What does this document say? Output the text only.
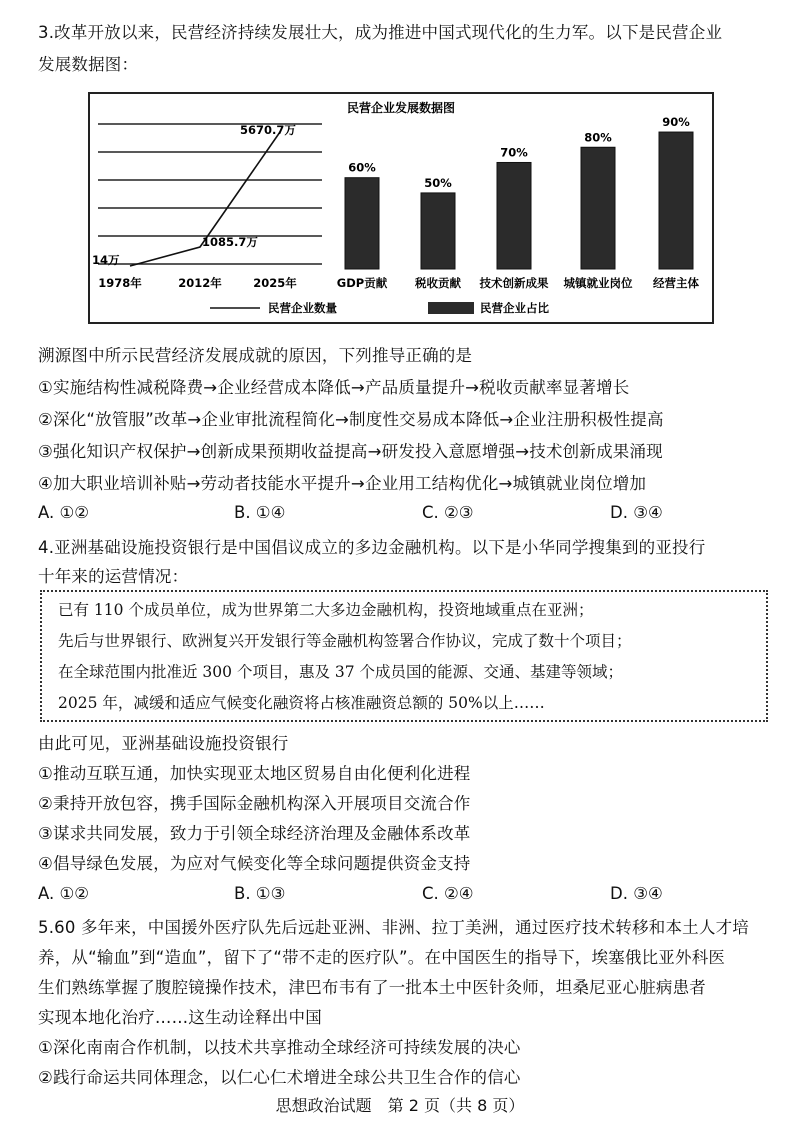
3.改革开放以来，民营经济持续发展壮大，成为推进中国式现代化的生力军。以下是民营企业
发展数据图：
民营企业发展数据图
14万
1085.7万
5670.7万
1978年	2012年	2025年
60%
GDP贡献
50%
税收贡献
70%
技术创新成果
80%
城镇就业岗位
90%
经营主体
民营企业数量	民营企业占比
溯源图中所示民营经济发展成就的原因，下列推导正确的是
①实施结构性减税降费→企业经营成本降低→产品质量提升→税收贡献率显著增长
②深化“放管服”改革→企业审批流程简化→制度性交易成本降低→企业注册积极性提高
③强化知识产权保护→创新成果预期收益提高→研发投入意愿增强→技术创新成果涌现
④加大职业培训补贴→劳动者技能水平提升→企业用工结构优化→城镇就业岗位增加
A. ①②	B. ①④	C. ②③	D. ③④
4.亚洲基础设施投资银行是中国倡议成立的多边金融机构。以下是小华同学搜集到的亚投行
十年来的运营情况：
已有 110 个成员单位，成为世界第二大多边金融机构，投资地域重点在亚洲；
先后与世界银行、欧洲复兴开发银行等金融机构签署合作协议，完成了数十个项目；
在全球范围内批准近 300 个项目，惠及 37 个成员国的能源、交通、基建等领域；
2025 年，减缓和适应气候变化融资将占核准融资总额的 50%以上……
由此可见，亚洲基础设施投资银行
①推动互联互通，加快实现亚太地区贸易自由化便利化进程
②秉持开放包容，携手国际金融机构深入开展项目交流合作
③谋求共同发展，致力于引领全球经济治理及金融体系改革
④倡导绿色发展，为应对气候变化等全球问题提供资金支持
A. ①②	B. ①③	C. ②④	D. ③④
5.60 多年来，中国援外医疗队先后远赴亚洲、非洲、拉丁美洲，通过医疗技术转移和本土人才培
养，从“输血”到“造血”，留下了“带不走的医疗队”。在中国医生的指导下，埃塞俄比亚外科医
生们熟练掌握了腹腔镜操作技术，津巴布韦有了一批本土中医针灸师，坦桑尼亚心脏病患者
实现本地化治疗……这生动诠释出中国
①深化南南合作机制，以技术共享推动全球经济可持续发展的决心
②践行命运共同体理念，以仁心仁术增进全球公共卫生合作的信心
思想政治试题　第 2 页（共 8 页）
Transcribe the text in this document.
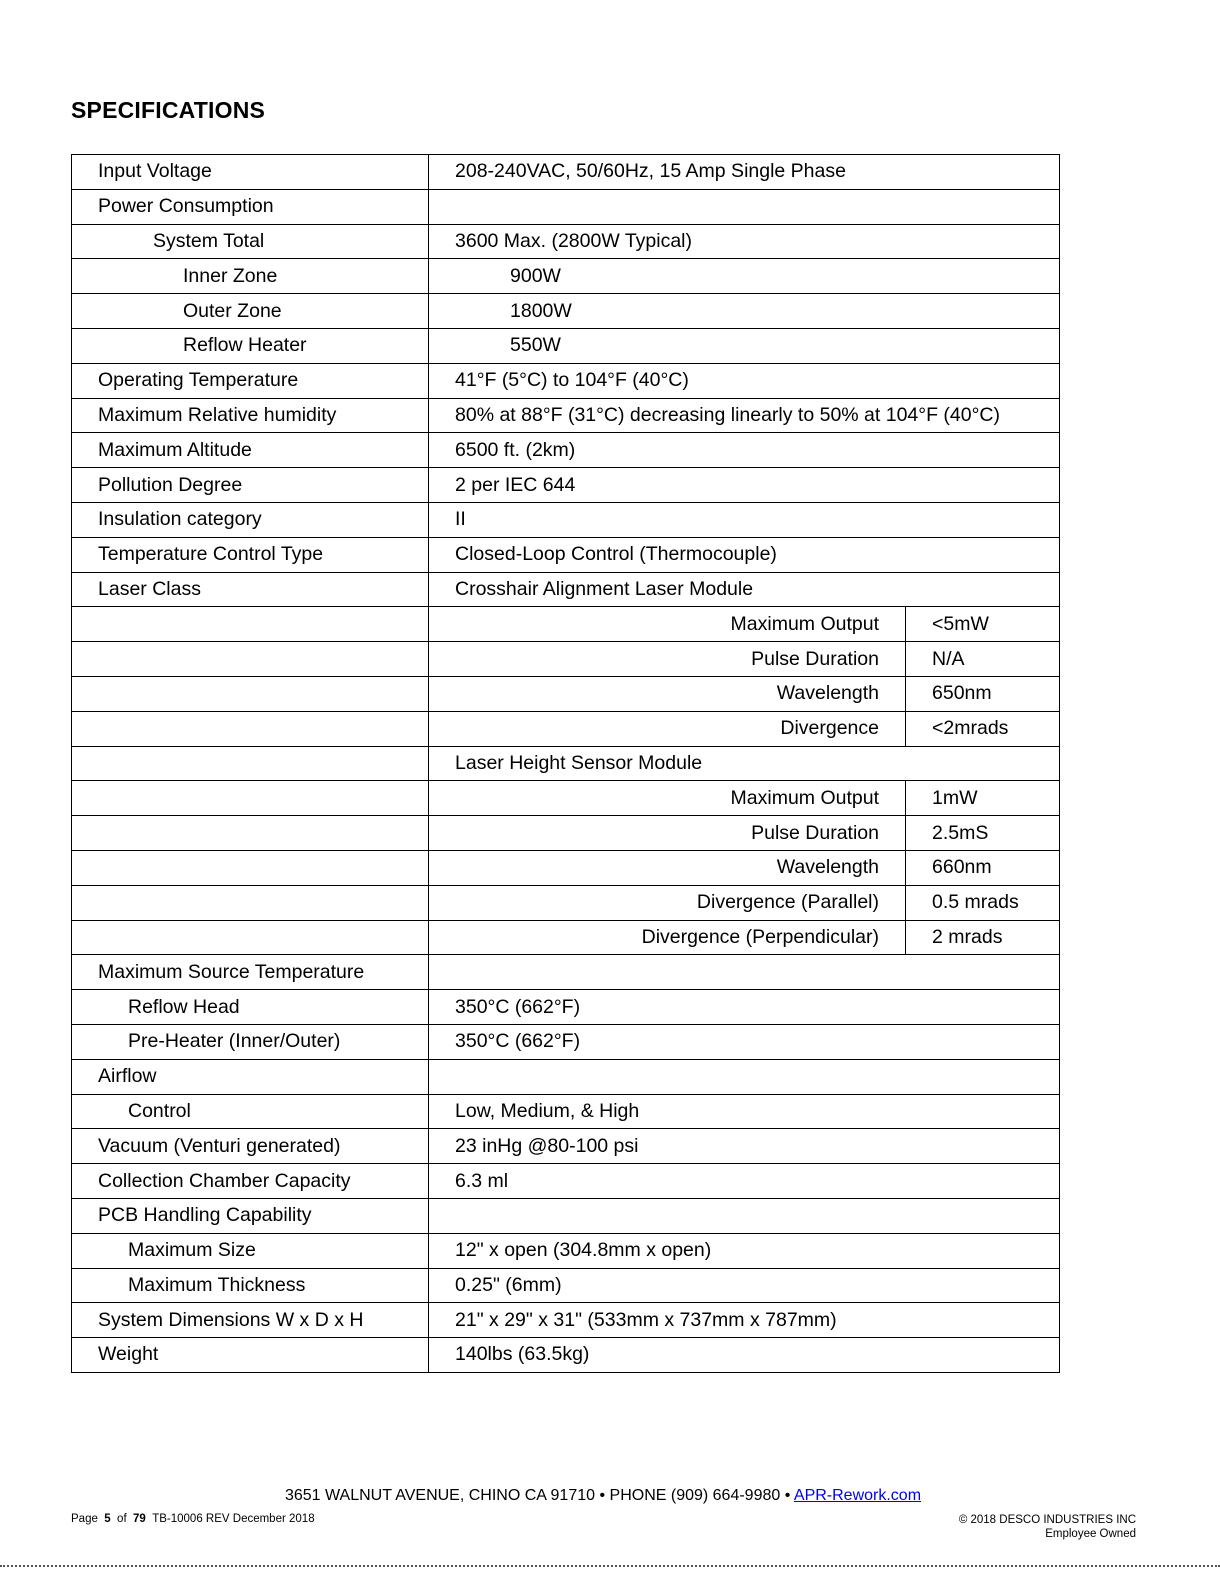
SPECIFICATIONS
Input Voltage	208-240VAC, 50/60Hz, 15 Amp Single Phase	
Power Consumption		
System Total	3600 Max. (2800W Typical)	
Inner Zone	900W	
Outer Zone	1800W	
Reflow Heater	550W	
Operating Temperature	41°F (5°C) to 104°F (40°C)	
Maximum Relative humidity	80% at 88°F (31°C) decreasing linearly to 50% at 104°F (40°C)	
Maximum Altitude	6500 ft. (2km)	
Pollution Degree	2 per IEC 644	
Insulation category	II	
Temperature Control Type	Closed-Loop Control (Thermocouple)	
Laser Class	Crosshair Alignment Laser Module	
	Maximum Output	<5mW
	Pulse Duration	N/A
	Wavelength	650nm
	Divergence	<2mrads
	Laser Height Sensor Module	
	Maximum Output	1mW
	Pulse Duration	2.5mS
	Wavelength	660nm
	Divergence (Parallel)	0.5 mrads
	Divergence (Perpendicular)	2 mrads
Maximum Source Temperature		
Reflow Head	350°C (662°F)	
Pre-Heater (Inner/Outer)	350°C (662°F)	
Airflow		
Control	Low, Medium, & High	
Vacuum (Venturi generated)	23 inHg @80-100 psi	
Collection Chamber Capacity	6.3 ml	
PCB Handling Capability		
Maximum Size	12" x open (304.8mm x open)	
Maximum Thickness	0.25" (6mm)	
System Dimensions W x D x H	21" x 29" x 31" (533mm x 737mm x 787mm)	
Weight	140lbs (63.5kg)	
3651 WALNUT AVENUE, CHINO CA 91710 • PHONE (909) 664-9980 • APR-Rework.com
Page 5 of 79 TB-10006 REV December 2018	© 2018 DESCO INDUSTRIES INC
Employee Owned
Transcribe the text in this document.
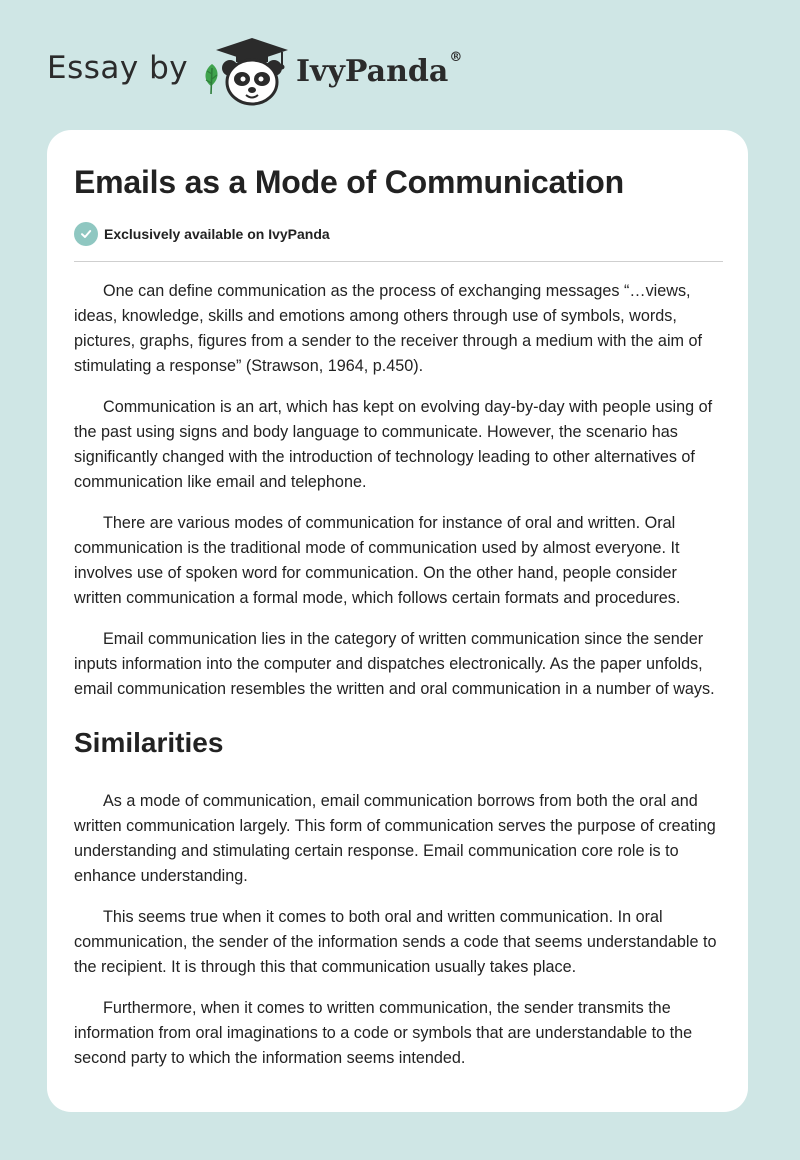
Essay by	IvyPanda®
Emails as a Mode of Communication
Exclusively available on IvyPanda

One can define communication as the process of exchanging messages “…views, ideas, knowledge, skills and emotions among others through use of symbols, words, pictures, graphs, figures from a sender to the receiver through a medium with the aim of stimulating a response” (Strawson, 1964, p.450).

Communication is an art, which has kept on evolving day-by-day with people using of the past using signs and body language to communicate. However, the scenario has significantly changed with the introduction of technology leading to other alternatives of communication like email and telephone.

There are various modes of communication for instance of oral and written. Oral communication is the traditional mode of communication used by almost everyone. It involves use of spoken word for communication. On the other hand, people consider written communication a formal mode, which follows certain formats and procedures.

Email communication lies in the category of written communication since the sender inputs information into the computer and dispatches electronically. As the paper unfolds, email communication resembles the written and oral communication in a number of ways.

Similarities

As a mode of communication, email communication borrows from both the oral and written communication largely. This form of communication serves the purpose of creating understanding and stimulating certain response. Email communication core role is to enhance understanding.

This seems true when it comes to both oral and written communication. In oral communication, the sender of the information sends a code that seems understandable to the recipient. It is through this that communication usually takes place.

Furthermore, when it comes to written communication, the sender transmits the information from oral imaginations to a code or symbols that are understandable to the second party to which the information seems intended.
__________________________________________________
Exercise task: Copy every entry word for word, but omit the pictures.

Exercise result:
What does this document say? Output the text only.
3.改革开放以来，民营经济持续发展壮大，成为推进中国式现代化的生力军。以下是民营企业
发展数据图：
民营企业发展数据图
14万
1085.7万
5670.7万
1978年	2012年	2025年
60%
GDP贡献
50%
税收贡献
70%
技术创新成果
80%
城镇就业岗位
90%
经营主体
民营企业数量	民营企业占比
溯源图中所示民营经济发展成就的原因，下列推导正确的是
①实施结构性减税降费→企业经营成本降低→产品质量提升→税收贡献率显著增长
②深化“放管服”改革→企业审批流程简化→制度性交易成本降低→企业注册积极性提高
③强化知识产权保护→创新成果预期收益提高→研发投入意愿增强→技术创新成果涌现
④加大职业培训补贴→劳动者技能水平提升→企业用工结构优化→城镇就业岗位增加
A. ①②	B. ①④	C. ②③	D. ③④
4.亚洲基础设施投资银行是中国倡议成立的多边金融机构。以下是小华同学搜集到的亚投行
十年来的运营情况：
已有 110 个成员单位，成为世界第二大多边金融机构，投资地域重点在亚洲；
先后与世界银行、欧洲复兴开发银行等金融机构签署合作协议，完成了数十个项目；
在全球范围内批准近 300 个项目，惠及 37 个成员国的能源、交通、基建等领域；
2025 年，减缓和适应气候变化融资将占核准融资总额的 50%以上……
由此可见，亚洲基础设施投资银行
①推动互联互通，加快实现亚太地区贸易自由化便利化进程
②秉持开放包容，携手国际金融机构深入开展项目交流合作
③谋求共同发展，致力于引领全球经济治理及金融体系改革
④倡导绿色发展，为应对气候变化等全球问题提供资金支持
A. ①②	B. ①③	C. ②④	D. ③④
5.60 多年来，中国援外医疗队先后远赴亚洲、非洲、拉丁美洲，通过医疗技术转移和本土人才培
养，从“输血”到“造血”，留下了“带不走的医疗队”。在中国医生的指导下，埃塞俄比亚外科医
生们熟练掌握了腹腔镜操作技术，津巴布韦有了一批本土中医针灸师，坦桑尼亚心脏病患者
实现本地化治疗……这生动诠释出中国
①深化南南合作机制，以技术共享推动全球经济可持续发展的决心
②践行命运共同体理念，以仁心仁术增进全球公共卫生合作的信心
思想政治试题　第 2 页（共 8 页）
Transcribe the text in this document.
SPECIFICATIONS
Input Voltage	208-240VAC, 50/60Hz, 15 Amp Single Phase	
Power Consumption		
System Total	3600 Max. (2800W Typical)	
Inner Zone	900W	
Outer Zone	1800W	
Reflow Heater	550W	
Operating Temperature	41°F (5°C) to 104°F (40°C)	
Maximum Relative humidity	80% at 88°F (31°C) decreasing linearly to 50% at 104°F (40°C)	
Maximum Altitude	6500 ft. (2km)	
Pollution Degree	2 per IEC 644	
Insulation category	II	
Temperature Control Type	Closed-Loop Control (Thermocouple)	
Laser Class	Crosshair Alignment Laser Module	
	Maximum Output	<5mW
	Pulse Duration	N/A
	Wavelength	650nm
	Divergence	<2mrads
	Laser Height Sensor Module	
	Maximum Output	1mW
	Pulse Duration	2.5mS
	Wavelength	660nm
	Divergence (Parallel)	0.5 mrads
	Divergence (Perpendicular)	2 mrads
Maximum Source Temperature		
Reflow Head	350°C (662°F)	
Pre-Heater (Inner/Outer)	350°C (662°F)	
Airflow		
Control	Low, Medium, & High	
Vacuum (Venturi generated)	23 inHg @80-100 psi	
Collection Chamber Capacity	6.3 ml	
PCB Handling Capability		
Maximum Size	12" x open (304.8mm x open)	
Maximum Thickness	0.25" (6mm)	
System Dimensions W x D x H	21" x 29" x 31" (533mm x 737mm x 787mm)	
Weight	140lbs (63.5kg)	
3651 WALNUT AVENUE, CHINO CA 91710 • PHONE (909) 664-9980 • APR-Rework.com
Page 5 of 79 TB-10006 REV December 2018	© 2018 DESCO INDUSTRIES INC
Employee Owned
Transcribe the text in this document.
Essay by	IvyPanda®
Emails as a Mode of Communication
Exclusively available on IvyPanda

One can define communication as the process of exchanging messages “…views, ideas, knowledge, skills and emotions among others through use of symbols, words, pictures, graphs, figures from a sender to the receiver through a medium with the aim of stimulating a response” (Strawson, 1964, p.450).

Communication is an art, which has kept on evolving day-by-day with people using of the past using signs and body language to communicate. However, the scenario has significantly changed with the introduction of technology leading to other alternatives of communication like email and telephone.

There are various modes of communication for instance of oral and written. Oral communication is the traditional mode of communication used by almost everyone. It involves use of spoken word for communication. On the other hand, people consider written communication a formal mode, which follows certain formats and procedures.

Email communication lies in the category of written communication since the sender inputs information into the computer and dispatches electronically. As the paper unfolds, email communication resembles the written and oral communication in a number of ways.

Similarities

As a mode of communication, email communication borrows from both the oral and written communication largely. This form of communication serves the purpose of creating understanding and stimulating certain response. Email communication core role is to enhance understanding.

This seems true when it comes to both oral and written communication. In oral communication, the sender of the information sends a code that seems understandable to the recipient. It is through this that communication usually takes place.

Furthermore, when it comes to written communication, the sender transmits the information from oral imaginations to a code or symbols that are understandable to the second party to which the information seems intended.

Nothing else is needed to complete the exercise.